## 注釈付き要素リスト
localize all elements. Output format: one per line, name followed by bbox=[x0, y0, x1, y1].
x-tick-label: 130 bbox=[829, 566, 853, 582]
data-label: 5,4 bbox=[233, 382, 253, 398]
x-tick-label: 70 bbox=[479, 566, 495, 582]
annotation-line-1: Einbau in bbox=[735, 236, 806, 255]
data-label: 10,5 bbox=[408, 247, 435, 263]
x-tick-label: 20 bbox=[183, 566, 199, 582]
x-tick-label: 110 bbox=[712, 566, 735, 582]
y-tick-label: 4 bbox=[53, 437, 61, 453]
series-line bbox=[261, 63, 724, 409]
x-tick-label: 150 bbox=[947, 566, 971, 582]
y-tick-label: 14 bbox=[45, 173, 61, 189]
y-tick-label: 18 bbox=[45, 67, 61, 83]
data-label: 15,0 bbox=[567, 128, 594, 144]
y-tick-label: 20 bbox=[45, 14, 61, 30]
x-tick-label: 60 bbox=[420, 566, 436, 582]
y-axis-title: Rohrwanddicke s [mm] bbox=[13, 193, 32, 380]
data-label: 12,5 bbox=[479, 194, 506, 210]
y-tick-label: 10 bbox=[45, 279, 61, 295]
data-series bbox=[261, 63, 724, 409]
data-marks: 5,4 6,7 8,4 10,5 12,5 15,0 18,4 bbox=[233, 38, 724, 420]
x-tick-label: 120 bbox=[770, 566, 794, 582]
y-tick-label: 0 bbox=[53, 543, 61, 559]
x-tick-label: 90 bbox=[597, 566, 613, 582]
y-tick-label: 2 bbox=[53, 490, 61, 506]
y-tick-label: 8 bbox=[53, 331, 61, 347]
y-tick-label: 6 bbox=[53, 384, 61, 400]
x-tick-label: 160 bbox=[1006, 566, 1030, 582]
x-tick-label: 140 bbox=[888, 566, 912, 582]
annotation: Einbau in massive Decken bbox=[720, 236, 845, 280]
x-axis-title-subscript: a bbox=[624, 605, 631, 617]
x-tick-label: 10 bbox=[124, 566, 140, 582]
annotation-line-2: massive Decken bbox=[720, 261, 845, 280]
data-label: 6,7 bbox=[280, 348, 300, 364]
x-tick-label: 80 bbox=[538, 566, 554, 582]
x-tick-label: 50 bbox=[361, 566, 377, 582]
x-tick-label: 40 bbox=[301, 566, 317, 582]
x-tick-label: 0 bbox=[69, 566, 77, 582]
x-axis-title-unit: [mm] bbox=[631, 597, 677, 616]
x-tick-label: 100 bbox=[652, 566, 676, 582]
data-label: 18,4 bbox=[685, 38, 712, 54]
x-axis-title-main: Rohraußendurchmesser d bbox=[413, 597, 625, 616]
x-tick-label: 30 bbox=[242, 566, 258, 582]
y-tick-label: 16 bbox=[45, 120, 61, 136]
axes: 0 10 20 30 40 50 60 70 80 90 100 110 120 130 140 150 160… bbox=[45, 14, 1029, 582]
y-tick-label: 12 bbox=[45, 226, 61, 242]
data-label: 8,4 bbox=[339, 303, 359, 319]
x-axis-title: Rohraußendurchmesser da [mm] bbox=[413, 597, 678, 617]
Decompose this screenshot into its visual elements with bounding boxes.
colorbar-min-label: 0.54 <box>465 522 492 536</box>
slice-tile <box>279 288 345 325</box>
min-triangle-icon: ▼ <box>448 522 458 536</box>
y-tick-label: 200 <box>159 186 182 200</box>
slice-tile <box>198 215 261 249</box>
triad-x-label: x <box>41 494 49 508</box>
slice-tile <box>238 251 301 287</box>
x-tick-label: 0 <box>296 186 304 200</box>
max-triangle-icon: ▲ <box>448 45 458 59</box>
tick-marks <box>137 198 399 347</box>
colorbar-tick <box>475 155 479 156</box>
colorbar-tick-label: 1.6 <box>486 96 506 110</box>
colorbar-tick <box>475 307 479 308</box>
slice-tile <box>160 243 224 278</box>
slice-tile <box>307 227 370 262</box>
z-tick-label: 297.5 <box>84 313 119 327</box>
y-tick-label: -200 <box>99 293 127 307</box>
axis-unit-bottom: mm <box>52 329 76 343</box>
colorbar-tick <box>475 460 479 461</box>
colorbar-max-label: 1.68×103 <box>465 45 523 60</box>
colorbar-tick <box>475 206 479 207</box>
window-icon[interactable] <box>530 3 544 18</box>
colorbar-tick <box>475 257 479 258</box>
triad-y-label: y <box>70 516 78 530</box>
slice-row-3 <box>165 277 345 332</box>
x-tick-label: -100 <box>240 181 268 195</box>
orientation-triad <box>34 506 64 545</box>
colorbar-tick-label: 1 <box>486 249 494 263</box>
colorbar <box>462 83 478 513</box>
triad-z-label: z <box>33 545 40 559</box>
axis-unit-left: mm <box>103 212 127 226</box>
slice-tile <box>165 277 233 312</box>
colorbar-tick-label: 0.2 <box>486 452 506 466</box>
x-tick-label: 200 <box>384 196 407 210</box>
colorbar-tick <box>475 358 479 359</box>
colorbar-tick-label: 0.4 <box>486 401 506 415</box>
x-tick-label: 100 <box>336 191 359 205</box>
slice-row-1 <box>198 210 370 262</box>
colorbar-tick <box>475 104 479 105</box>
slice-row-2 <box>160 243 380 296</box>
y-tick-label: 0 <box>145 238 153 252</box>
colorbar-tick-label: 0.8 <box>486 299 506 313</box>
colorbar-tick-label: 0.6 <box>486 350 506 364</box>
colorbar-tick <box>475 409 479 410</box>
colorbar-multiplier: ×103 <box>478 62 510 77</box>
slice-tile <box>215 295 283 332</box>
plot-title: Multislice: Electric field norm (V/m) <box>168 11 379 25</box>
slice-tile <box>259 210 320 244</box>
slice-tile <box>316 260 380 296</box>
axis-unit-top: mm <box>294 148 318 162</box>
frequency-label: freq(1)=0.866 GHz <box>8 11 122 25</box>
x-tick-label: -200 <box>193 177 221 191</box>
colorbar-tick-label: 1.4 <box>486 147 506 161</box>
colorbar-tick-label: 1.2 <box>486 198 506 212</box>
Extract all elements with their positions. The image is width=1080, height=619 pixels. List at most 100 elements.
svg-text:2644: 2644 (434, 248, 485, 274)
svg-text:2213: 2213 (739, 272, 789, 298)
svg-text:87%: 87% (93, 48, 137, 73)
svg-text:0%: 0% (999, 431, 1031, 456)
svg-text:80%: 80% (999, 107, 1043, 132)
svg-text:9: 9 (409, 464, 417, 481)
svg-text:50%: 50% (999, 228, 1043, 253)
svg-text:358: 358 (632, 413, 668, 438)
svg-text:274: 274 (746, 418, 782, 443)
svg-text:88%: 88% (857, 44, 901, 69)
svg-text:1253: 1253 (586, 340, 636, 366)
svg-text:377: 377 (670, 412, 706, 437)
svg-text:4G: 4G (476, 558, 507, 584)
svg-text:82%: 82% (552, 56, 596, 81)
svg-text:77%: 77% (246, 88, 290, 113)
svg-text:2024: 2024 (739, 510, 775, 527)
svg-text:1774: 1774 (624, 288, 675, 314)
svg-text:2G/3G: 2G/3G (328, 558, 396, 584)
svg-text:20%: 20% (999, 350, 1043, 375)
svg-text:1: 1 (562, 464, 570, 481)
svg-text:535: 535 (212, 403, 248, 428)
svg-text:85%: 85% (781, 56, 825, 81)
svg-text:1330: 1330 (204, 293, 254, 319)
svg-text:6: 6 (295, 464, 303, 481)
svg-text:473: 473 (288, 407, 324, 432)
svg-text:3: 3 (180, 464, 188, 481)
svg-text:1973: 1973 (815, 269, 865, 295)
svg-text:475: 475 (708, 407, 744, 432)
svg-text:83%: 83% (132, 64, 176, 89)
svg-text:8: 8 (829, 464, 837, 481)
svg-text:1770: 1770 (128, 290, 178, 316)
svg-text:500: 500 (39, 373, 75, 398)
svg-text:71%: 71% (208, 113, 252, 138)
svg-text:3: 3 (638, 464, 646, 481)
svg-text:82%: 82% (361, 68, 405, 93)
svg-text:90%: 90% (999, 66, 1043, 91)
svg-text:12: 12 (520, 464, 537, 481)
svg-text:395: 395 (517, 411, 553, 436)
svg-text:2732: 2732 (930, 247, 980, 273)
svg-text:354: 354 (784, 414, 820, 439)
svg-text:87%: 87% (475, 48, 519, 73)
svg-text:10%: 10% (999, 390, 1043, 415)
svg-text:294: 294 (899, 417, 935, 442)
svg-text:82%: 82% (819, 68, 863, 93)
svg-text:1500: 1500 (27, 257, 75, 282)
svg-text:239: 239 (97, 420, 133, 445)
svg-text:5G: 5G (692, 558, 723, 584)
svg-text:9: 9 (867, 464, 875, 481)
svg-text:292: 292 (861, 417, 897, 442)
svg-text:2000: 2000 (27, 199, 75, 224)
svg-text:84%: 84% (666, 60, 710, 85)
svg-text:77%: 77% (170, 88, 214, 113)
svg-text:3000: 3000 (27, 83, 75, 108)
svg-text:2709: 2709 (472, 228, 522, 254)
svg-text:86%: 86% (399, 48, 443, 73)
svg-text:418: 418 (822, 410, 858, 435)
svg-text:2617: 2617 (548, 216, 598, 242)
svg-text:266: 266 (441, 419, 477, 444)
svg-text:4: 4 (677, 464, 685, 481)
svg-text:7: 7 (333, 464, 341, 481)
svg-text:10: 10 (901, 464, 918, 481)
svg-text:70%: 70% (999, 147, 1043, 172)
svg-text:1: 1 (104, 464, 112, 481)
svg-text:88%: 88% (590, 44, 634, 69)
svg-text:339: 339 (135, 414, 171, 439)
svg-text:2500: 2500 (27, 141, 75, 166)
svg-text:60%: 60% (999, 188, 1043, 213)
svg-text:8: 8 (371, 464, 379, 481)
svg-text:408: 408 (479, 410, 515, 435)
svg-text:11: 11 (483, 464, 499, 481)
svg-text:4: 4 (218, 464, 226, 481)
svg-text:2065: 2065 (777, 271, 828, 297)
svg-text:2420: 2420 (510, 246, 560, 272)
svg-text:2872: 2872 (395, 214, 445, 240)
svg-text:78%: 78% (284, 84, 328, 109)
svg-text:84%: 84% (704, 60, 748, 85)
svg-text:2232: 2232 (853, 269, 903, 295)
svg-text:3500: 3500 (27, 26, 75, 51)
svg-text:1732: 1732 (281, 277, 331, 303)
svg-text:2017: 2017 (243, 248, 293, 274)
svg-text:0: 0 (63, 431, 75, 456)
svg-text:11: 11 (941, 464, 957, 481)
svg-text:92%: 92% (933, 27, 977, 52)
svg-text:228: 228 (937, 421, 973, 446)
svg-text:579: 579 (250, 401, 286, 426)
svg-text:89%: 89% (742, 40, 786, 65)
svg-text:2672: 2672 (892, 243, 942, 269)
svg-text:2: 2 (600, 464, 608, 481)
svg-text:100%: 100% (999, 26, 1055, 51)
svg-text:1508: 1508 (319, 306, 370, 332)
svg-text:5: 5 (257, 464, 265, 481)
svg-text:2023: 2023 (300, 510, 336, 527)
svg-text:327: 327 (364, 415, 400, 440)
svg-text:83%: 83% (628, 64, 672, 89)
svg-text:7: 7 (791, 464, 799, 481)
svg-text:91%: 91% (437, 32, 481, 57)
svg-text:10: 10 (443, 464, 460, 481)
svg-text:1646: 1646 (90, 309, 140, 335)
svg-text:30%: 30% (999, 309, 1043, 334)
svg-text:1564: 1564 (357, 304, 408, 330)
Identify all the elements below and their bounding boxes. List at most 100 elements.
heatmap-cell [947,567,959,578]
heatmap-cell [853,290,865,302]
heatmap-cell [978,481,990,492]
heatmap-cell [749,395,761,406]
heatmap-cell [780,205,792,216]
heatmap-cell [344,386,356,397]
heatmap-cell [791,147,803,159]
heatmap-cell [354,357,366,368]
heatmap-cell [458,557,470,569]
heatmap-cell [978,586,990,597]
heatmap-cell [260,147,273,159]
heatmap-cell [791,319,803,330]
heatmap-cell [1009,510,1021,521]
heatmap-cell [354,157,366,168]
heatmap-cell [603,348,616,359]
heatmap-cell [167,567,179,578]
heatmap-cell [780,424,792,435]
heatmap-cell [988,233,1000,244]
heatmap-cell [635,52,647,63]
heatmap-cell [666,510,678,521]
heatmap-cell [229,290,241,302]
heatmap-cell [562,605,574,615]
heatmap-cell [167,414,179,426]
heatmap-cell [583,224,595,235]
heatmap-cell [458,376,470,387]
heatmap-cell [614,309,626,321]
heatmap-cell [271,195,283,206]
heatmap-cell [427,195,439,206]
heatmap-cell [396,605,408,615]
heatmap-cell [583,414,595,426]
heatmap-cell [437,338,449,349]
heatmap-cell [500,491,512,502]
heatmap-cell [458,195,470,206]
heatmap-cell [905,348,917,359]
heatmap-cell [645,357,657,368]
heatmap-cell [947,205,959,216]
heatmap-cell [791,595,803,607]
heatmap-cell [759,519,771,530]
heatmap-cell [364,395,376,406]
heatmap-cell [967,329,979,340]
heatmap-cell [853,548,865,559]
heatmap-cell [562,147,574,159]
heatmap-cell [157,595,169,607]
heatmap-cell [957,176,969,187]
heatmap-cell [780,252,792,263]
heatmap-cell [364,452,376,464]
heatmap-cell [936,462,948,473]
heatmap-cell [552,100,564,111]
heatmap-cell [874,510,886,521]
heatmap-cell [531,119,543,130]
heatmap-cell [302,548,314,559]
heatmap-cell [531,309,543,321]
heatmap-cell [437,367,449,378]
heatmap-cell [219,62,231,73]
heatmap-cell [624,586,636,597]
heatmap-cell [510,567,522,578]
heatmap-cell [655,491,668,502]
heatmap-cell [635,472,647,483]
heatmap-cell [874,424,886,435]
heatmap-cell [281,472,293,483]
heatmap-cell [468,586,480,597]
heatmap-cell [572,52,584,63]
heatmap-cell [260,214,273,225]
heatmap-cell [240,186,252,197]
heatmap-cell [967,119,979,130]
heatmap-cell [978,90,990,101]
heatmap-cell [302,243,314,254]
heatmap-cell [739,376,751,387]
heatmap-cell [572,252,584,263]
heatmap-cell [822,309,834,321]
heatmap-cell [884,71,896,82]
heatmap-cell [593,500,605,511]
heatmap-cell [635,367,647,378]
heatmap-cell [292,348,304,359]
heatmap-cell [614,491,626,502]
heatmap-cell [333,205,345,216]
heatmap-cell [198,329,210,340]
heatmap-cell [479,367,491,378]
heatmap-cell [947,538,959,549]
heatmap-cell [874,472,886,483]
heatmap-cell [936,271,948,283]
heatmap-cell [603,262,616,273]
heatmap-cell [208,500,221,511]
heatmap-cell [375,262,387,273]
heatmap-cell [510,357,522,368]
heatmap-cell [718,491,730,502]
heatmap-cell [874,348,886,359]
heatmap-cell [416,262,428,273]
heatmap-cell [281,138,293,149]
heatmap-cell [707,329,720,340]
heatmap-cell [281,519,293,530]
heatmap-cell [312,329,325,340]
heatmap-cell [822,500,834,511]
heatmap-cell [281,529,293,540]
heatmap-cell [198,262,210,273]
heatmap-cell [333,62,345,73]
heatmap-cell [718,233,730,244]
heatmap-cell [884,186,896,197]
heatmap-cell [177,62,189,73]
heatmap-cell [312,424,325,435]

## 取り組む課題
「elements」という文字列を含む行をすべて書き写して報告せよ。大文字と小文字は区別する。

## 課題の結果
localize all elements. Output format: one per line, name followed by bbox=[x0, y0, x1, y1].
Decompose this screenshot into its visual elements with bounding boxes.
Extract all elements with their positions. The image is width=1080, height=619 pixels. List at most 100 elements.
Identify all the elements below and their bounding boxes. List at most 100 elements.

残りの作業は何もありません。